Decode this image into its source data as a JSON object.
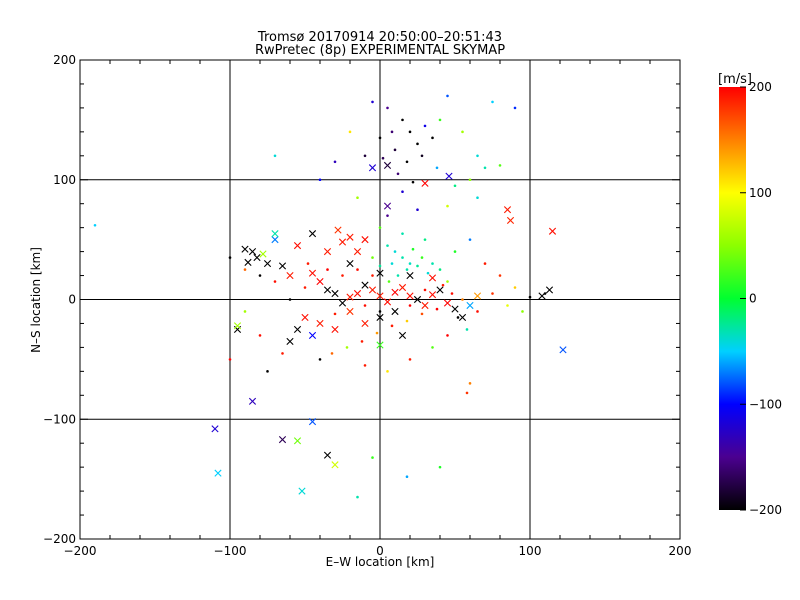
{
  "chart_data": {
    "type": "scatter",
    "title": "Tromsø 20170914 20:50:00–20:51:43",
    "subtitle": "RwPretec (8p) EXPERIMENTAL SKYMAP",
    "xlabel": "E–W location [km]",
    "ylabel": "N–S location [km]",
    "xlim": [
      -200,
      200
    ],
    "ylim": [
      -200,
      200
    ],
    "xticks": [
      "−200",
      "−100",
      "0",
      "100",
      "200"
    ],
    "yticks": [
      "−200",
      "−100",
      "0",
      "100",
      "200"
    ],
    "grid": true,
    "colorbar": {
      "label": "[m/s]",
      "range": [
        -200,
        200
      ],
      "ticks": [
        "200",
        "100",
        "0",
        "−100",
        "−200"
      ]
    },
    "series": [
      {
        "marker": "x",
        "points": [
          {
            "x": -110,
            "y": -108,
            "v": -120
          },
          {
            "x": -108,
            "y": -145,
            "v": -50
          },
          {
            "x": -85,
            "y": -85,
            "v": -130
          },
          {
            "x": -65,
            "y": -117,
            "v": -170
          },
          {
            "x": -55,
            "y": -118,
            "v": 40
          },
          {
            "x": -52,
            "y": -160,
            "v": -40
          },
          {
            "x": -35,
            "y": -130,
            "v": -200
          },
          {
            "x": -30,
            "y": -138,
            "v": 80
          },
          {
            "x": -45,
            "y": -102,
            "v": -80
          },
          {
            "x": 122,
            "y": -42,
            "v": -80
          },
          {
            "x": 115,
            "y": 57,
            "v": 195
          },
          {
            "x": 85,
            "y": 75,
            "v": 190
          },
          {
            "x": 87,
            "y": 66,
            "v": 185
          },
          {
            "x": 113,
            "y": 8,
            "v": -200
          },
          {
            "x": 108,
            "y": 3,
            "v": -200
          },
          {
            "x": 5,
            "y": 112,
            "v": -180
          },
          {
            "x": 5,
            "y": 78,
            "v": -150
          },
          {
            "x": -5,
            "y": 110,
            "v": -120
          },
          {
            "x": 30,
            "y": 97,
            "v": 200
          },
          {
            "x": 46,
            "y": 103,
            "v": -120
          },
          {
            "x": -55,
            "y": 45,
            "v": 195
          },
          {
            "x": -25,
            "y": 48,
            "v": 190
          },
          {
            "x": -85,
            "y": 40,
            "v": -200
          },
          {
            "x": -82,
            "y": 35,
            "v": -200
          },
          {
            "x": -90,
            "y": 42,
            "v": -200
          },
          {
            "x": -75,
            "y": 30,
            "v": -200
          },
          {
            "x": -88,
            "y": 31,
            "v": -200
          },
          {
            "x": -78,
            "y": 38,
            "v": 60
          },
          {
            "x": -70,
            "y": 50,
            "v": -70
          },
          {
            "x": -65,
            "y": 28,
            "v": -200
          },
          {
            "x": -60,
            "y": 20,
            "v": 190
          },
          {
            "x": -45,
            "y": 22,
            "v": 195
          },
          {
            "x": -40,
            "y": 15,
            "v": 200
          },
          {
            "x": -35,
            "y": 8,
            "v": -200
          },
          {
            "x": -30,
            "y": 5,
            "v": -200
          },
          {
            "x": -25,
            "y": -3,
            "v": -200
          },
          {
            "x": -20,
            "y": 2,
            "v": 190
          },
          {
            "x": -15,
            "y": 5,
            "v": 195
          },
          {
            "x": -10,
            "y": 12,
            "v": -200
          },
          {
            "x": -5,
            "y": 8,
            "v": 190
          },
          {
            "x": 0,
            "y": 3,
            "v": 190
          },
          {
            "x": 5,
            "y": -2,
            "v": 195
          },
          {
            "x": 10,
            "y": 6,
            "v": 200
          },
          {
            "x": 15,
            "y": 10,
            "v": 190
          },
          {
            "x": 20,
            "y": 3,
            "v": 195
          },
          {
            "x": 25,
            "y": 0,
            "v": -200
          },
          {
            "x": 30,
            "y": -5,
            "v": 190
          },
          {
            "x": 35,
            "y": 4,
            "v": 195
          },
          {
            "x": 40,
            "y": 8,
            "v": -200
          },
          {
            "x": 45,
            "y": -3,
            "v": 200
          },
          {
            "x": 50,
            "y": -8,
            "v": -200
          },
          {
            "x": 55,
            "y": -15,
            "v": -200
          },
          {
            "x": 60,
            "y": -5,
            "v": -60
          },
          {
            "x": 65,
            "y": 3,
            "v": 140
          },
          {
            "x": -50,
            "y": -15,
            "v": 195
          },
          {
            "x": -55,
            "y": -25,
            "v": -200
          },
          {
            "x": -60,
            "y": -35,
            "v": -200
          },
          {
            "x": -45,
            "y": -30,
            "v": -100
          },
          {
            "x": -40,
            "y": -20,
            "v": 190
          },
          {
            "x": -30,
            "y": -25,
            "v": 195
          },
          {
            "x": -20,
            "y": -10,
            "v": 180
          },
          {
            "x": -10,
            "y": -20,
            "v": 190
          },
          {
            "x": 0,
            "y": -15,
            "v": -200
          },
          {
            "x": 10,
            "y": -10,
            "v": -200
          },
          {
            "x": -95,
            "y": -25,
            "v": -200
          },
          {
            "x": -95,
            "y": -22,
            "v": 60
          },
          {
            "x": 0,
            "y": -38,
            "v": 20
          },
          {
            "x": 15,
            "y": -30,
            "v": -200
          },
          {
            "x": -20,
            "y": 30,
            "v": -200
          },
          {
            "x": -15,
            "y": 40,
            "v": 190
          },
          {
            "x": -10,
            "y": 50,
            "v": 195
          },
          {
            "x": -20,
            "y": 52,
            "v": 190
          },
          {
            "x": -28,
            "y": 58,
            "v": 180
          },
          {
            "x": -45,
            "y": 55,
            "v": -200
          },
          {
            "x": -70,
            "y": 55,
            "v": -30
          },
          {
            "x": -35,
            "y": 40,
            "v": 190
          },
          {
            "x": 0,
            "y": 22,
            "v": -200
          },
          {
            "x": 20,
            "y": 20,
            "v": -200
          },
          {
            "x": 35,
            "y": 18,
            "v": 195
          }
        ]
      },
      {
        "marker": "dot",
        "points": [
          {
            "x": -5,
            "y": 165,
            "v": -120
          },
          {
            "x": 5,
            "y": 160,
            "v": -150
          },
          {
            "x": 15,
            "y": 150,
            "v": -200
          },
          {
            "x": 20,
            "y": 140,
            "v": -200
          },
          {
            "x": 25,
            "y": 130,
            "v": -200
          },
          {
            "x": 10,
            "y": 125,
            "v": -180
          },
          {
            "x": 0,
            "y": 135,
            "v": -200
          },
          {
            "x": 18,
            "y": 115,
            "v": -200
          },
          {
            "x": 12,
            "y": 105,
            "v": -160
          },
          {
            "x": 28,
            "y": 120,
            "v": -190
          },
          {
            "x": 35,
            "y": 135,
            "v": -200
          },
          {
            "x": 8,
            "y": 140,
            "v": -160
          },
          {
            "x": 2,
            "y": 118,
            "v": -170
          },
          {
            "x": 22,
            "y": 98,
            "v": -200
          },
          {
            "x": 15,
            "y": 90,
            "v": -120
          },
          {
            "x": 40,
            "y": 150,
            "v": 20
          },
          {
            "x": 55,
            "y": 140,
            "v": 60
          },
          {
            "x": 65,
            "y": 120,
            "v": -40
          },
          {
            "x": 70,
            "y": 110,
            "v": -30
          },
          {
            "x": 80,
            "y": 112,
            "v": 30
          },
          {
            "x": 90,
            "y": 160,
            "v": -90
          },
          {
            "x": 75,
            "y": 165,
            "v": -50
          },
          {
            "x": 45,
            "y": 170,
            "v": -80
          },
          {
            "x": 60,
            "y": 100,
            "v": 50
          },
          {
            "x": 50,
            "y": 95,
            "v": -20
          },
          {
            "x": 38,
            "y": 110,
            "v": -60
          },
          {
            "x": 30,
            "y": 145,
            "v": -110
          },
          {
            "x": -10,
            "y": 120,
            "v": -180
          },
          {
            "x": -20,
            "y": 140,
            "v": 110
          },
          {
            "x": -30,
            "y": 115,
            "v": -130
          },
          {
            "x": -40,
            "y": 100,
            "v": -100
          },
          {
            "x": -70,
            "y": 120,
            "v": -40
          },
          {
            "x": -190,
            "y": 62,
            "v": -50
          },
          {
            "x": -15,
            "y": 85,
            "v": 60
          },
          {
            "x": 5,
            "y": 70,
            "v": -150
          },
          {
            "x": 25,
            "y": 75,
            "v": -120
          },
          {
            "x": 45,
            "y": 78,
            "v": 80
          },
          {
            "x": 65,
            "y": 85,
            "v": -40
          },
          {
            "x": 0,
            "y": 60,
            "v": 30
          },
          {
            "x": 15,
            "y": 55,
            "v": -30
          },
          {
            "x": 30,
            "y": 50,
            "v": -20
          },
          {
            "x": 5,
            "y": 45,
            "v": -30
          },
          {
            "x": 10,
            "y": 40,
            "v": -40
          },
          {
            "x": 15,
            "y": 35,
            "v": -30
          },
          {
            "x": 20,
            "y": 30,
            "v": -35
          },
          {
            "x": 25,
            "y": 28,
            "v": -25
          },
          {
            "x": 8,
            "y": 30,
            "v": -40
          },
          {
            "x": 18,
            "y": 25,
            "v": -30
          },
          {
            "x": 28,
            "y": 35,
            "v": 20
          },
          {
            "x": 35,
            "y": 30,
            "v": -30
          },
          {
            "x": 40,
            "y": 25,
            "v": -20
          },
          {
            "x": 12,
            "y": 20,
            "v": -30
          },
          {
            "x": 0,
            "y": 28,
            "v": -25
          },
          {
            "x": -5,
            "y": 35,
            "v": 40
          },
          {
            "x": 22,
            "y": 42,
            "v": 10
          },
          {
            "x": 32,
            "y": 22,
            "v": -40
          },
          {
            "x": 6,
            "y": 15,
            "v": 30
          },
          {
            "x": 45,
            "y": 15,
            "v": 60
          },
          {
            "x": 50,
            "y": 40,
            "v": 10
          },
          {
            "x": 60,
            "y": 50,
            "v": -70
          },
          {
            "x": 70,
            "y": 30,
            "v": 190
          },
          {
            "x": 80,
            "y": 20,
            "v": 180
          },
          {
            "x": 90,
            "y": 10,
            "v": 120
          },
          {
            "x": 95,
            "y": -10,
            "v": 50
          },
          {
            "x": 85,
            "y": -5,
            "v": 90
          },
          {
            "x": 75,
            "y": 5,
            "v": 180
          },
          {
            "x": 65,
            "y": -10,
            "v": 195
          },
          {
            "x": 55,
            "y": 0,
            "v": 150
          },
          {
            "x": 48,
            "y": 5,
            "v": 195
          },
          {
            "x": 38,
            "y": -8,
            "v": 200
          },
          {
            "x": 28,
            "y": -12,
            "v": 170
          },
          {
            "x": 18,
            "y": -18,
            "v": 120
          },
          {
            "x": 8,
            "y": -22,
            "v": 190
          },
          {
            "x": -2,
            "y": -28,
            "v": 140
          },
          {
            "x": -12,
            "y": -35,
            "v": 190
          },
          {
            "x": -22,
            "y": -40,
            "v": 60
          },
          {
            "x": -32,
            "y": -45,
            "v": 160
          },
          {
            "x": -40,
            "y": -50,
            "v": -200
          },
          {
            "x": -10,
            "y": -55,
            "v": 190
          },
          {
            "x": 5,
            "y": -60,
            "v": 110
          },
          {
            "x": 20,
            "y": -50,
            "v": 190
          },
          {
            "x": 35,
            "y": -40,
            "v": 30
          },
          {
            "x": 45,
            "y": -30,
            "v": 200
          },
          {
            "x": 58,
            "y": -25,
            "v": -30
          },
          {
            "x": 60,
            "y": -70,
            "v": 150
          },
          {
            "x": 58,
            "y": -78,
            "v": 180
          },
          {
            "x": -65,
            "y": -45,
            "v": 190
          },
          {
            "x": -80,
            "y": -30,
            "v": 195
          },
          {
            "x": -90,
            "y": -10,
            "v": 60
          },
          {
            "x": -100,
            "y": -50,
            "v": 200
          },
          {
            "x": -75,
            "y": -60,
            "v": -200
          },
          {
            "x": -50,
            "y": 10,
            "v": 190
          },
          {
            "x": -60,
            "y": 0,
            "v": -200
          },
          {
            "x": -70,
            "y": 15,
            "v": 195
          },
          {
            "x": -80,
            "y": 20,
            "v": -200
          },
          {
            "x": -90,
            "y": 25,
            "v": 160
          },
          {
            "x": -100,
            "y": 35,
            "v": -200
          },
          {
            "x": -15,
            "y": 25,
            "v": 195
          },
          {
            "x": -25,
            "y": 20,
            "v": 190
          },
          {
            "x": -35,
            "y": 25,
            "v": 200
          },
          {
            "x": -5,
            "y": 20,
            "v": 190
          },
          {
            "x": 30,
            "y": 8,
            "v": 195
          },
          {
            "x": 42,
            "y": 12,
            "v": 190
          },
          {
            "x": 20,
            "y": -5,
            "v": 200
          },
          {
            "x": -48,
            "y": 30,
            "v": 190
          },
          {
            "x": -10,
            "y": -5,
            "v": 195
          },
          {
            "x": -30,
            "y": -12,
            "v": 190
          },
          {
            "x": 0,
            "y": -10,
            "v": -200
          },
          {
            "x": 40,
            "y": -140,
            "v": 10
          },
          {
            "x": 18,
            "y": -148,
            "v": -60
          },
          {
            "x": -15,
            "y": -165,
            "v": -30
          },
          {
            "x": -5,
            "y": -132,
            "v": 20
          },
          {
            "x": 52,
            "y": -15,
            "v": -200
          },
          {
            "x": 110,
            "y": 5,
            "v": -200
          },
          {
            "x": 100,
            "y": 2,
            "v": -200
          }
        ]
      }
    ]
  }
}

• **STATED GOAL**: Check each line above for the string "location" and show the ones that have it.

• **EXERCISE OUTPUT**:
    "xlabel": "E–W location [km]",
    "ylabel": "N–S location [km]",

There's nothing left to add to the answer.